(Stored items from a collection)
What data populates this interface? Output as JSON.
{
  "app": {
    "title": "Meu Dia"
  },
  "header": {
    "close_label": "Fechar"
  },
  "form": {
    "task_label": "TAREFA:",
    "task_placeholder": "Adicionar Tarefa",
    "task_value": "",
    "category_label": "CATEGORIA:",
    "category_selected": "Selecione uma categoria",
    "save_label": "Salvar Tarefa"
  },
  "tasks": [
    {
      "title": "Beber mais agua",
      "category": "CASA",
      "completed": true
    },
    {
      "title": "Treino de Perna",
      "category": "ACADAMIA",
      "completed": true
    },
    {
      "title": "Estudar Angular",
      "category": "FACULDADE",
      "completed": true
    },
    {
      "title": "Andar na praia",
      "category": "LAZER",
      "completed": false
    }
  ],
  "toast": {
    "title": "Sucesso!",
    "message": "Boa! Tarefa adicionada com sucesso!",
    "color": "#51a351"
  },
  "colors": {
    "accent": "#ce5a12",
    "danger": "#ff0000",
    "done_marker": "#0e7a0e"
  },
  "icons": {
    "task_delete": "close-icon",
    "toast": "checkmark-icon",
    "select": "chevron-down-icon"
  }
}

▶ **EXERCISE INSTRUCTIONS**:
Of the lines above, copy each that contains "title".

▶ **CORRECT RESPONSE**:
    "title": "Meu Dia"
      "title": "Beber mais agua",
      "title": "Treino de Perna",
      "title": "Estudar Angular",
      "title": "Andar na praia",
    "title": "Sucesso!",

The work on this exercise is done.